What the task requires - Look through the data below. Collect every line where the word "frac" occurs.

Record extracts -

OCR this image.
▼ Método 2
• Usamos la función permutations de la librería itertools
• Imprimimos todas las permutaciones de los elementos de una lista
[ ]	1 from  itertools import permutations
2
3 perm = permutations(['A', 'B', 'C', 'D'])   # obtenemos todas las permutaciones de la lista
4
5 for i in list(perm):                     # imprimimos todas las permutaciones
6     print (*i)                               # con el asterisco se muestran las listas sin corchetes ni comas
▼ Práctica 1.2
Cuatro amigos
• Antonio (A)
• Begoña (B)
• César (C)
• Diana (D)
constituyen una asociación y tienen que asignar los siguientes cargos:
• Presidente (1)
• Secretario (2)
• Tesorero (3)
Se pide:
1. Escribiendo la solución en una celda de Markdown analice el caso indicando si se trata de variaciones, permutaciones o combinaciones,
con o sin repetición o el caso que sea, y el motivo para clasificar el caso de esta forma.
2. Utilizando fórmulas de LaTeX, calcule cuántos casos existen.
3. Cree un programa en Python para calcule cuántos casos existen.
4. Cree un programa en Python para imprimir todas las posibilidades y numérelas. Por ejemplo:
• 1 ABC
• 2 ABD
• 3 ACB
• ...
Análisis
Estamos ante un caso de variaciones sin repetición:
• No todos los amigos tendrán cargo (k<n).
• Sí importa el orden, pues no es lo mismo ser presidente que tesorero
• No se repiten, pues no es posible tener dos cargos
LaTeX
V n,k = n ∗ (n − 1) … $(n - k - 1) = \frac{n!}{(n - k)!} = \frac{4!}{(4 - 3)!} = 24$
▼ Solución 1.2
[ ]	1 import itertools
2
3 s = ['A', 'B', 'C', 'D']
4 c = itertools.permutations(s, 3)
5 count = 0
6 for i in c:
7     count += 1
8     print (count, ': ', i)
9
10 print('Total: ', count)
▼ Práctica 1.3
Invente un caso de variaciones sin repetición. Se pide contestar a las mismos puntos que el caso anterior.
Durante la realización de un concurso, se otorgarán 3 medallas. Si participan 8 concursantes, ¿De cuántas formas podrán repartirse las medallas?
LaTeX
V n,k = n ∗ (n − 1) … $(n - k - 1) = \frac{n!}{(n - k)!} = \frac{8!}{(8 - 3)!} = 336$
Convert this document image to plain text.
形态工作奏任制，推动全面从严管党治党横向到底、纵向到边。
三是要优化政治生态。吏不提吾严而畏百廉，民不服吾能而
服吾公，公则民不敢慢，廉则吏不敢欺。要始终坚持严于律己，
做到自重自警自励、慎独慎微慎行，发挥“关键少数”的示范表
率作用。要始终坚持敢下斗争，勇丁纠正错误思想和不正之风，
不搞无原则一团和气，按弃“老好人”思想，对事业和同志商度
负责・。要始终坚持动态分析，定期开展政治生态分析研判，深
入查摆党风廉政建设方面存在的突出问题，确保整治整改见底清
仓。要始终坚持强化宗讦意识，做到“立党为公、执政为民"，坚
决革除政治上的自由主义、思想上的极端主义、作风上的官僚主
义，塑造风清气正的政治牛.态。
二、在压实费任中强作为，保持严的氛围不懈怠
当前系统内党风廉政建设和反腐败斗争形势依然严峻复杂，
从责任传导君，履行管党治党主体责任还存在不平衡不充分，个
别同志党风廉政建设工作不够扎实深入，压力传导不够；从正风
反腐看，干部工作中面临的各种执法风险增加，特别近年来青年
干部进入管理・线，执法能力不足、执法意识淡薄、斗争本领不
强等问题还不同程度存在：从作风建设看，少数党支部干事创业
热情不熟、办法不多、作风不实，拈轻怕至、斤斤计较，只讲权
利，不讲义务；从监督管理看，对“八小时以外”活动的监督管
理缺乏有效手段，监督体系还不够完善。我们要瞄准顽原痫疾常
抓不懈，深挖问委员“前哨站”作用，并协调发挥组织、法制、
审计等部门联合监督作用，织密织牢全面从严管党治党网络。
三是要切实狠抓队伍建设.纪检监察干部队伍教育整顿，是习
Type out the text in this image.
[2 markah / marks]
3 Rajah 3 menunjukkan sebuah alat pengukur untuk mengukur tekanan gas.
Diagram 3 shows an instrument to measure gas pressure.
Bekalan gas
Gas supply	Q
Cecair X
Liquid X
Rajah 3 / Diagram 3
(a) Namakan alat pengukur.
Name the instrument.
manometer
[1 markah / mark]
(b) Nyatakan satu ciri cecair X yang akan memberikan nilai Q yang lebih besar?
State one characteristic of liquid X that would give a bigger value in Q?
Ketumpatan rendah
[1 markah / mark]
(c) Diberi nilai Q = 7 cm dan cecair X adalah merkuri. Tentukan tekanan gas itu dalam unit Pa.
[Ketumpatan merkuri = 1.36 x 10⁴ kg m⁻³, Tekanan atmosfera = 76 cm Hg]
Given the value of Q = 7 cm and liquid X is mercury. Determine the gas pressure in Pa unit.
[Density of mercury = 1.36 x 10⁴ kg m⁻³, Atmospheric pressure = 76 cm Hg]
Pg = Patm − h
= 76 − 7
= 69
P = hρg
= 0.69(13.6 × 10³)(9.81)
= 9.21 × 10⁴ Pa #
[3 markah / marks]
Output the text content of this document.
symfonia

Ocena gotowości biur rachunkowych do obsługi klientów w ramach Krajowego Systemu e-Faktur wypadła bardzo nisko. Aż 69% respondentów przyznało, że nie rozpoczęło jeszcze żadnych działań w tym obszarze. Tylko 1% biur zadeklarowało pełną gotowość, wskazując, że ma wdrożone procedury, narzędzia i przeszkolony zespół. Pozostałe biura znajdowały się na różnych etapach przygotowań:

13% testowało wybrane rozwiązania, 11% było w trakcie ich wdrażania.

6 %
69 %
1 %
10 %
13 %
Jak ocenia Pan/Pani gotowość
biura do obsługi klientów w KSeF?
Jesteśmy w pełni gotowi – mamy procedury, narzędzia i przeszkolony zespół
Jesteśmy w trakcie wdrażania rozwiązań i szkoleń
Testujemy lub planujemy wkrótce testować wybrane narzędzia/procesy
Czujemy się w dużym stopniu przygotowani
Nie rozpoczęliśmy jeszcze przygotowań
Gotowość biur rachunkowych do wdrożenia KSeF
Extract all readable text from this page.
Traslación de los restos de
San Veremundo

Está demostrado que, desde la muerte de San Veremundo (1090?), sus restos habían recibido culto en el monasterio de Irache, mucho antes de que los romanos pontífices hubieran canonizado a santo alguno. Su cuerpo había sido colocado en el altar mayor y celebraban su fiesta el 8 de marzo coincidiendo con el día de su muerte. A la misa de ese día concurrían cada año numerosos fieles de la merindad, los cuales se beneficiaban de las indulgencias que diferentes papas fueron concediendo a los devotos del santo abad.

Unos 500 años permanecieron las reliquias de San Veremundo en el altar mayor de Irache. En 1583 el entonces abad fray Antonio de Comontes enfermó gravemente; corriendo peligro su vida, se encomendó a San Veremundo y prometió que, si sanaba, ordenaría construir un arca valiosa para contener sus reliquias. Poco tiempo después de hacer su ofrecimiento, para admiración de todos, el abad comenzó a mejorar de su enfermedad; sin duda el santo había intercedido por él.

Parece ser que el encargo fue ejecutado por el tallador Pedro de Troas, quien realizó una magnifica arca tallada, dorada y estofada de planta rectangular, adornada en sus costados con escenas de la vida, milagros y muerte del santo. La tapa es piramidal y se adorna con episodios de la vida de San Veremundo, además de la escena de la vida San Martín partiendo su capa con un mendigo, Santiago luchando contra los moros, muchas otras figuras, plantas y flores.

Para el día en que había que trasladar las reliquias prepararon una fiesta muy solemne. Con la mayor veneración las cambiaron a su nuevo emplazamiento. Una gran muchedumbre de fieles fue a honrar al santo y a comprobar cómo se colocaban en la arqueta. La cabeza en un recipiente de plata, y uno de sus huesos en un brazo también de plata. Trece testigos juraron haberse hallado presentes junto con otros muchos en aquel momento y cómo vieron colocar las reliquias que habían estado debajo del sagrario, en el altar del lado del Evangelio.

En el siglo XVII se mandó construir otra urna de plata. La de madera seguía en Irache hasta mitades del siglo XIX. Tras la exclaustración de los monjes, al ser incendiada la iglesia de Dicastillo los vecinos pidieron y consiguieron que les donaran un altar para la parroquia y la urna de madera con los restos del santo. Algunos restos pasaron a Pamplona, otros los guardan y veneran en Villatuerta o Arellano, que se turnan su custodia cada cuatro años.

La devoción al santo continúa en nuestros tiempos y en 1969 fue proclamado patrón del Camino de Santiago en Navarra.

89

The output -
V n,k = n ∗ (n − 1) … $(n - k - 1) = \frac{n!}{(n - k)!} = \frac{4!}{(4 - 3)!} = 24$
V n,k = n ∗ (n − 1) … $(n - k - 1) = \frac{n!}{(n - k)!} = \frac{8!}{(8 - 3)!} = 336$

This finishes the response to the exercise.